Which lines hold the word "high"? Copy each of them from the material.
:: Given records
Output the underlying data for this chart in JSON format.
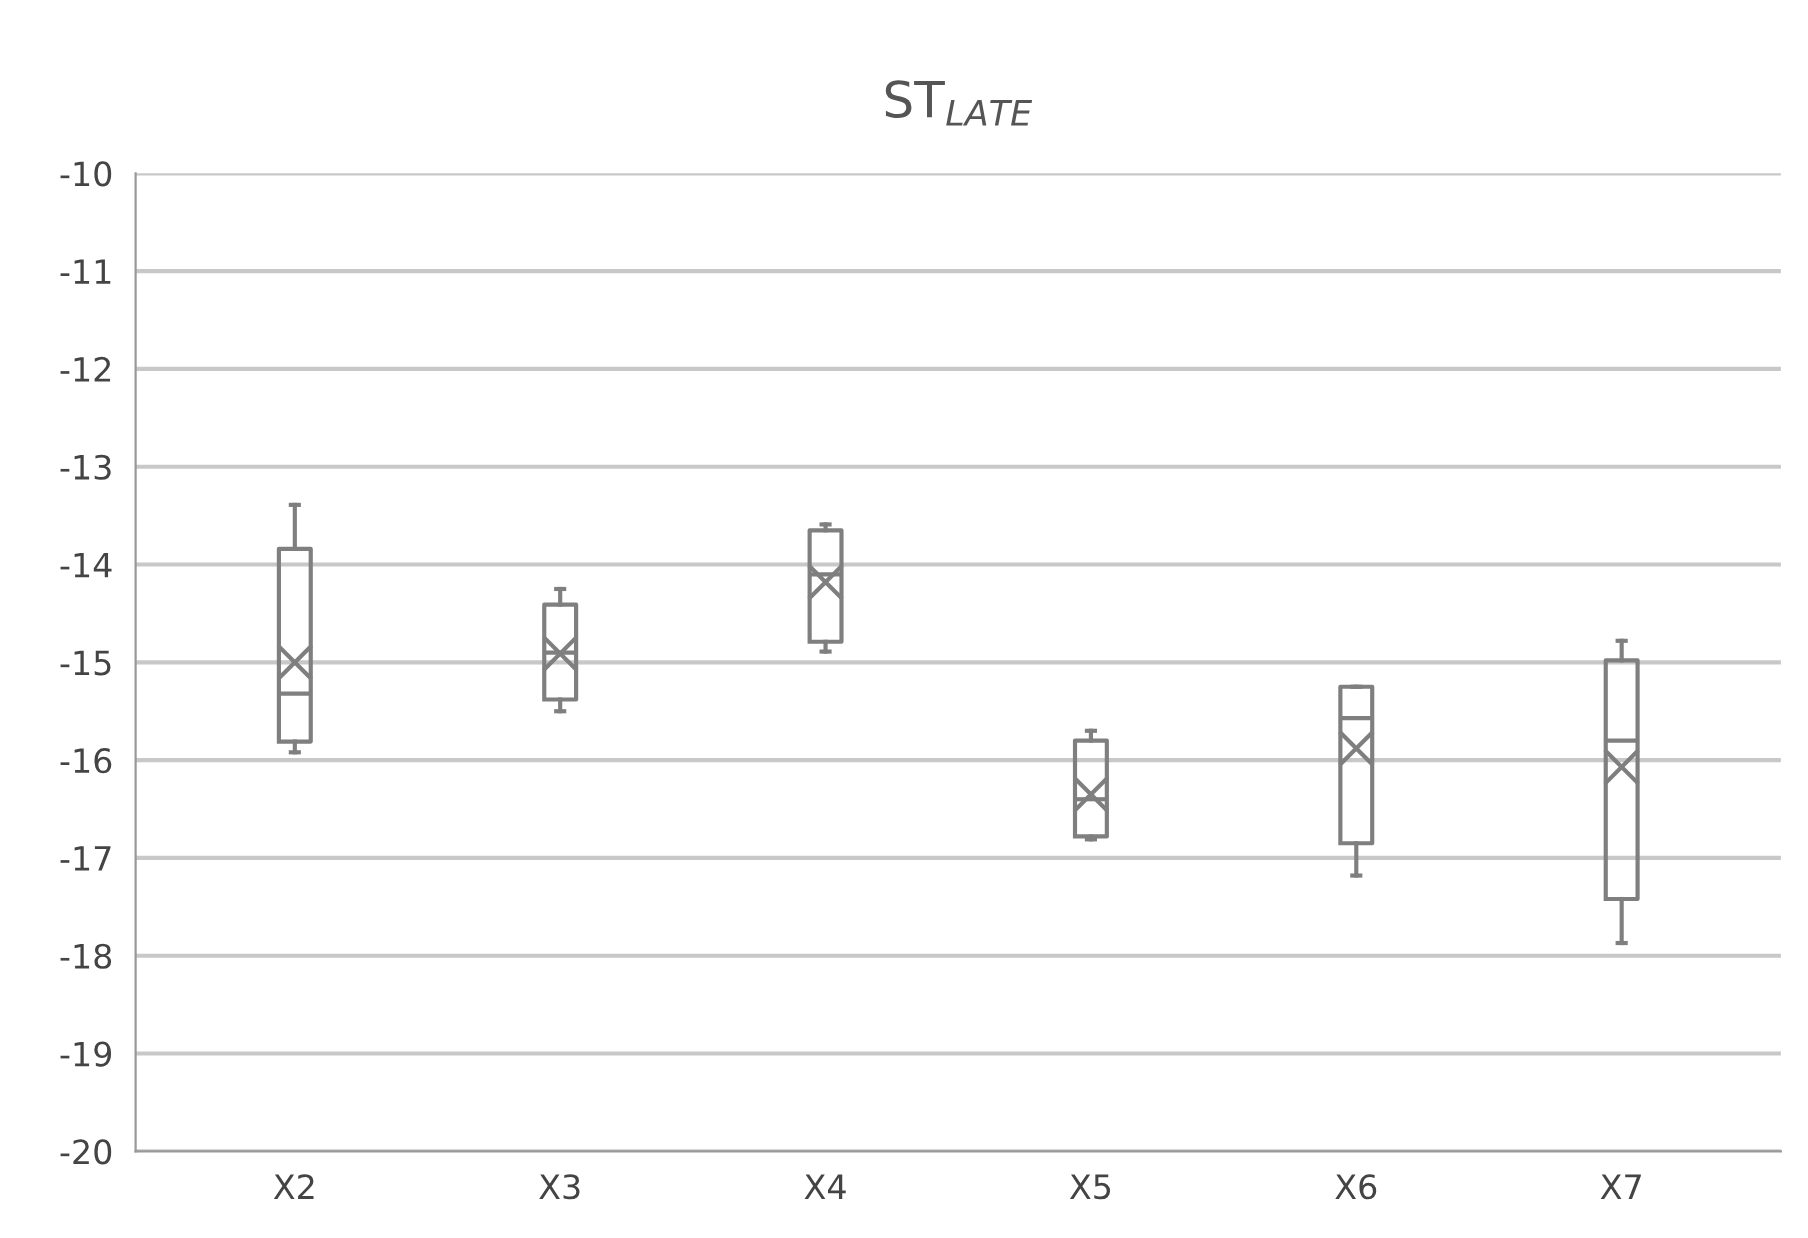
{
  "chart_data": {
    "type": "box",
    "title": "ST$_{LATE}$",
    "categories": [
      "X2",
      "X3",
      "X4",
      "X5",
      "X6",
      "X7"
    ],
    "boxes": [
      {
        "low": -15.92,
        "q1": -15.81,
        "median": -15.32,
        "q3": -13.84,
        "high": -13.39,
        "mean": -15.0
      },
      {
        "low": -15.5,
        "q1": -15.38,
        "median": -14.9,
        "q3": -14.41,
        "high": -14.25,
        "mean": -14.91
      },
      {
        "low": -14.89,
        "q1": -14.79,
        "median": -14.1,
        "q3": -13.65,
        "high": -13.59,
        "mean": -14.18
      },
      {
        "low": -16.81,
        "q1": -16.78,
        "median": -16.4,
        "q3": -15.8,
        "high": -15.7,
        "mean": -16.35
      },
      {
        "low": -17.18,
        "q1": -16.85,
        "median": -15.57,
        "q3": -15.25,
        "high": -15.25,
        "mean": -15.88
      },
      {
        "low": -17.87,
        "q1": -17.42,
        "median": -15.8,
        "q3": -14.98,
        "high": -14.78,
        "mean": -16.07
      }
    ],
    "color": "#7f7f7f",
    "ylim": [
      -20,
      -10
    ],
    "yticks": [
      -20,
      -19,
      -18,
      -17,
      -16,
      -15,
      -14,
      -13,
      -12,
      -11,
      -10
    ],
    "grid": "y"
  }
}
::::
- Written reply -
        "high": -13.39,
        "high": -14.25,
        "high": -13.59,
        "high": -15.7,
        "high": -15.25,
        "high": -14.78,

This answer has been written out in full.